▸ ВЫБРАННЫЙ ОТРЫВОК
┏━━

Голос немолодой женщины, не без резонерства: «Смерть с неба днем и ночью. Смерть на земле от голода, если нечего есть, смерть от холода, если нечем топить. Смерть от воды, если не можешь дойти до Невы. Ярко-красное ночное небо от пожаров, от прожекторов, державших самолеты в скрещивающихся лучах, и от чего-то еще, сброшенного с самолетов и горящего в воздухе, чтобы осветить город. Каждое утро — надежда услышать по радио, что наши пошли в наступление и мы победили. С трудом вдвоем, втроем открываешь парадную дверь на улицу из-за того, что кто-то не дошел до квартиры и упал. Гора тел в пальто, валенках, шапках или платьях около арки напротив. Слез не помню. Страха не было. Помню и вижу людей, город, дома, тропы среди сугробов почти до первого этажа. Черные окна, снег; снег и скрипучий, трескучий мороз.
Очень добрых людей рядом со мной и мамочкой помню. Чужие по крови, они нам стали роднее родных.
Дожили до весны с солнцем, хвоей и крапивой! Летом 1942 года участвовала в концерте для раненых в госпиталях с девочками из девятого и десятого классов, я одна была из третьего класса. Танцевала, читала стихи, пела все песни тех лет.
У нас не было стремления сиюминутного обогащения любой ценой: обманом, грабежом, насилием, развратом. Мы не тянули на себя с миру по нитке и не считали, что все средства хороши в достижении цели. Из блокады я вынесла свое понимание смысла жизни, он заключается в продолжении жизни и ее совершенствовании».
Еще одна женщина рассказывает, словно отчитывается: «В начале июня у меня начался голодный понос и появилась слабость. Выслушав меня и посмотрев анализы, врач сказала: „Тебе поможет только мясо“. — „А где его взять?“ — спросила я. Врач пожала плечами.

┗━━

▸ СОХРАНЕННЫЕ ДАННЫЕ
┏━━

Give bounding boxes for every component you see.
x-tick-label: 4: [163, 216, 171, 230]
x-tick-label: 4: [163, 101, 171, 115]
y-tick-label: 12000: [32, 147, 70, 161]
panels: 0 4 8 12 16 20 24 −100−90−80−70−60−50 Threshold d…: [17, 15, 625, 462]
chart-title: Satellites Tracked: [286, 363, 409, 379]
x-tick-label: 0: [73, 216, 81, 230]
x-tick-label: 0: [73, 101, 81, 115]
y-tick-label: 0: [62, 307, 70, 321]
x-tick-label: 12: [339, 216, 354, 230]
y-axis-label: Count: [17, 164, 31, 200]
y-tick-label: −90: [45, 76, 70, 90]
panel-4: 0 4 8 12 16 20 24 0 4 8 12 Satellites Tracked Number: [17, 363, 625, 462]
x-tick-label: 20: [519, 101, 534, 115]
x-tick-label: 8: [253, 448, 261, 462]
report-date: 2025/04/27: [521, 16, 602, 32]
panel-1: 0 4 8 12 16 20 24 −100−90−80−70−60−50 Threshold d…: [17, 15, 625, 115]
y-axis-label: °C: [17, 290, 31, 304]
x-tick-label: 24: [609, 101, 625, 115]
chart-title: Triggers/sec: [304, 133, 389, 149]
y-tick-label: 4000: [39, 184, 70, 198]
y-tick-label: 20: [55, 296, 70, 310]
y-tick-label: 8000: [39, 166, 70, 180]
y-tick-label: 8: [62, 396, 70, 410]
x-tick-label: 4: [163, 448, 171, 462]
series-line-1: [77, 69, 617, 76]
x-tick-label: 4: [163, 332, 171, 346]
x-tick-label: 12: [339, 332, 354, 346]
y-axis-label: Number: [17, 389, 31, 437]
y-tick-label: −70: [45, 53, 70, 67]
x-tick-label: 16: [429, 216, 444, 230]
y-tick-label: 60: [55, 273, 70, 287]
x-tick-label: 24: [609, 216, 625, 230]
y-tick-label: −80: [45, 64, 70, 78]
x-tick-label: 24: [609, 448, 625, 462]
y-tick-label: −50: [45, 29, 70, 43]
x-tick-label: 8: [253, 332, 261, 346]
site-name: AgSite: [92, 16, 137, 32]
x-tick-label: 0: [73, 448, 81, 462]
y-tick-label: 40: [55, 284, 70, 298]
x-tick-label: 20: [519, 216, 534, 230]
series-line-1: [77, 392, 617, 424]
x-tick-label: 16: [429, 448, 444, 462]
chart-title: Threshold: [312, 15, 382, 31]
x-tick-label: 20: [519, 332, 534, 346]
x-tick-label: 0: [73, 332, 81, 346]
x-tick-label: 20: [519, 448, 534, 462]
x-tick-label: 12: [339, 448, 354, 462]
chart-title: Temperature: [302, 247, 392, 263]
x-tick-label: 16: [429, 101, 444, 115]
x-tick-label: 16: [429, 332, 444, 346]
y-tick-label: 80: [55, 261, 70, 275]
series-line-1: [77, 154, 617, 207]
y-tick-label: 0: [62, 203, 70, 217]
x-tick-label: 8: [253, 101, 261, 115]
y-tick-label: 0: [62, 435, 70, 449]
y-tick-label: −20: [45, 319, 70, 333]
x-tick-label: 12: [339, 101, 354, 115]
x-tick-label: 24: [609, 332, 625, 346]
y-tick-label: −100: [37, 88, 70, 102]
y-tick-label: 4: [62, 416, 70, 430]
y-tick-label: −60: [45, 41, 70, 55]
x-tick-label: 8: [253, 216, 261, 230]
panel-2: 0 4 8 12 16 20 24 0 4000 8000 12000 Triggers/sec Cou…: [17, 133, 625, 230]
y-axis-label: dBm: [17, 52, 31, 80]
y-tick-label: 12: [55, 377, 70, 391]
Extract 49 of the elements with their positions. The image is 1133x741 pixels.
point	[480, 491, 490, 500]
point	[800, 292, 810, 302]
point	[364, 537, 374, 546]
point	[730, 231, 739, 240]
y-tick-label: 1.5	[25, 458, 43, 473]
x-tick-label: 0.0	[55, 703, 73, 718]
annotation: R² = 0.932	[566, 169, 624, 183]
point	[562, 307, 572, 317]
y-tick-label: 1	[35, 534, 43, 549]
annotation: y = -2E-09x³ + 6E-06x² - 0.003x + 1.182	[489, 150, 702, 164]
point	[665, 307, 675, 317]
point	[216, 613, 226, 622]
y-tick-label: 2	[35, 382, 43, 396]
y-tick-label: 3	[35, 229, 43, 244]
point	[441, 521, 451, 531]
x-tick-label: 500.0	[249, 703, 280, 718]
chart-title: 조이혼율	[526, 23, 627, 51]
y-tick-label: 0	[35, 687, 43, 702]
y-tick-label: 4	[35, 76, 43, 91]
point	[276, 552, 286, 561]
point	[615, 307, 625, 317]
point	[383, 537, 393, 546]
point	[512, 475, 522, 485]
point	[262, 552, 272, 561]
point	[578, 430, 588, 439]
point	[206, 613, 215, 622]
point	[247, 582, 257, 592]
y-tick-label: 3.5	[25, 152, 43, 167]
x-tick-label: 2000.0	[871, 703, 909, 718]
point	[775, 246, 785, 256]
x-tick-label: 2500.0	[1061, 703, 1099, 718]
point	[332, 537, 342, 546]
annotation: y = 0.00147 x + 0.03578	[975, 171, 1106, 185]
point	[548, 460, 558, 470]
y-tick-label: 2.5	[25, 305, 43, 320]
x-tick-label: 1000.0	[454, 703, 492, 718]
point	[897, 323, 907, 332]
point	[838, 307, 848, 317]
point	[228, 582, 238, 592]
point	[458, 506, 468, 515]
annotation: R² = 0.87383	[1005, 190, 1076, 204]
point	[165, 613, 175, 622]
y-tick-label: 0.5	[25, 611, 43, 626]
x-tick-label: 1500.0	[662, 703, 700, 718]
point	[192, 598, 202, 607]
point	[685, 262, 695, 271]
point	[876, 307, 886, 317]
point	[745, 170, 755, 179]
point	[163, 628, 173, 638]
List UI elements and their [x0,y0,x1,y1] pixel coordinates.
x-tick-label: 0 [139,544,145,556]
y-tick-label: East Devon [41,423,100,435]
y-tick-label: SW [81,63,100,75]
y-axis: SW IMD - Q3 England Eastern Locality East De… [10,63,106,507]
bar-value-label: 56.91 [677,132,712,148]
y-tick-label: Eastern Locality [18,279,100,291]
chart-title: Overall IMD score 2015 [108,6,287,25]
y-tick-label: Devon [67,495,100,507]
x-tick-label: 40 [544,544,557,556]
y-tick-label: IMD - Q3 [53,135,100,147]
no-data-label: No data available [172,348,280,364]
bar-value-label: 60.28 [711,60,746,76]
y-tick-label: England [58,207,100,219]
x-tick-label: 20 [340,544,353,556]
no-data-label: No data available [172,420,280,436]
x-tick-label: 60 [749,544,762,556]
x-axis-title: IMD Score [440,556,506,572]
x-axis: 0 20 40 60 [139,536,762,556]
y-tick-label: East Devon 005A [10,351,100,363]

┗━━

▸ ВОПРОСЫ И ЗАДАНИЯ
[A] Летом какого года, согласно отрывку о блокаде, проходил концерт для раненых, в котором участвовала первая рассказчица?
[B] Перечислите все виды смерти, которые называет первая рассказчица в отрывке о блокаде.
[C] Подхватите рассказ второй женщины в отрывке о блокаде и продолжите его сразу после последней фразы.

▸ ОТВЕТЫ ПО ПУНКТАМ
[A] Летом 1942 года.

[B] Смерть с неба днем и ночью; смерть на земле от голода; смерть от холода; смерть от воды.

[C]
Больше всего я боялась, что из-за дистрофии я не смогу закончить восьмой класс. Моя соседка по парте рассказала обо мне своей маме-врачу и передала мне, что надо по утрам жевать сухой чай. Придя из школы домой, я вновь жевала чай, съедала хлеб и садилась за уроки. Вечером чай я не употребляла, так как очень колотилось сердце и не давало уснуть. Но спать все равно не приходилось, именно ночью каждый час я бегала в то самое заведение.
Я усыхала, кожа становилась все суше, все темней, а тело все невесомее.
„У тебя плечи острые, как углы треугольника“, — говорили мне в школе, а я отвечала: „У меня голодание из-за недостатка белков в пище“.
Ах, как не хочется умирать! Я жить хочу, я люблю учиться, ходить в школу!
Примерно в то же время в нашей парадной со мной стала здороваться незнакомая улыбчивая женщина, а потом и познакомились, ее звали Клавдия Николаевна. И однажды они с мужем пригласили нас к себе в гости. Мама удивилась — в такое время какие гости? Но Клавдия Николаевна говорила, что без нас домой не уйдет, что ее муж хочет познакомиться с нами.